Print the complete set of entries exactly.

Data shown
┏━━

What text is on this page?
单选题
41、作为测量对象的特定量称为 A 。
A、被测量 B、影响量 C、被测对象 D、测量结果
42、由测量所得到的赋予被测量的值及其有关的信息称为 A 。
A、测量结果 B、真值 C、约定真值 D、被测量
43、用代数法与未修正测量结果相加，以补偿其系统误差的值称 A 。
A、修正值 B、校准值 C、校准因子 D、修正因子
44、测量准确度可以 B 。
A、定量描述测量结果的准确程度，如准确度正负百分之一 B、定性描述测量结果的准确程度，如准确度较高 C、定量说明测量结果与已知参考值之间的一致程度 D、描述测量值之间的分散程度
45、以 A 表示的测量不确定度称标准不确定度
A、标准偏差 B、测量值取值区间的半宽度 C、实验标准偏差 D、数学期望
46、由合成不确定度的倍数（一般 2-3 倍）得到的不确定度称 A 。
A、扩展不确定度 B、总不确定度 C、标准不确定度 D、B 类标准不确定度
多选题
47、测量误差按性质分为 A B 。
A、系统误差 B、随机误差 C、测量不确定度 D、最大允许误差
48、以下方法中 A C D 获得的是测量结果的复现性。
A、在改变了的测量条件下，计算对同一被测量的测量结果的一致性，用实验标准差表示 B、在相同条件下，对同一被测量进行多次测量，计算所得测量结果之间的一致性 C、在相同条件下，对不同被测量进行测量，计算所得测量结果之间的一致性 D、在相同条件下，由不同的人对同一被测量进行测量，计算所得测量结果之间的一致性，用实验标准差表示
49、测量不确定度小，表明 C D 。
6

┗━━

Exercise result
What text is on this page?
单选题
41、作为测量对象的特定量称为 A 。
A、被测量 B、影响量 C、被测对象 D、测量结果
42、由测量所得到的赋予被测量的值及其有关的信息称为 A 。
A、测量结果 B、真值 C、约定真值 D、被测量
43、用代数法与未修正测量结果相加，以补偿其系统误差的值称 A 。
A、修正值 B、校准值 C、校准因子 D、修正因子
44、测量准确度可以 B 。
A、定量描述测量结果的准确程度，如准确度正负百分之一 B、定性描述测量结果的准确程度，如准确度较高 C、定量说明测量结果与已知参考值之间的一致程度 D、描述测量值之间的分散程度
45、以 A 表示的测量不确定度称标准不确定度
A、标准偏差 B、测量值取值区间的半宽度 C、实验标准偏差 D、数学期望
46、由合成不确定度的倍数（一般 2-3 倍）得到的不确定度称 A 。
A、扩展不确定度 B、总不确定度 C、标准不确定度 D、B 类标准不确定度
多选题
47、测量误差按性质分为 A B 。
A、系统误差 B、随机误差 C、测量不确定度 D、最大允许误差
48、以下方法中 A C D 获得的是测量结果的复现性。
A、在改变了的测量条件下，计算对同一被测量的测量结果的一致性，用实验标准差表示 B、在相同条件下，对同一被测量进行多次测量，计算所得测量结果之间的一致性 C、在相同条件下，对不同被测量进行测量，计算所得测量结果之间的一致性 D、在相同条件下，由不同的人对同一被测量进行测量，计算所得测量结果之间的一致性，用实验标准差表示
49、测量不确定度小，表明 C D 。
6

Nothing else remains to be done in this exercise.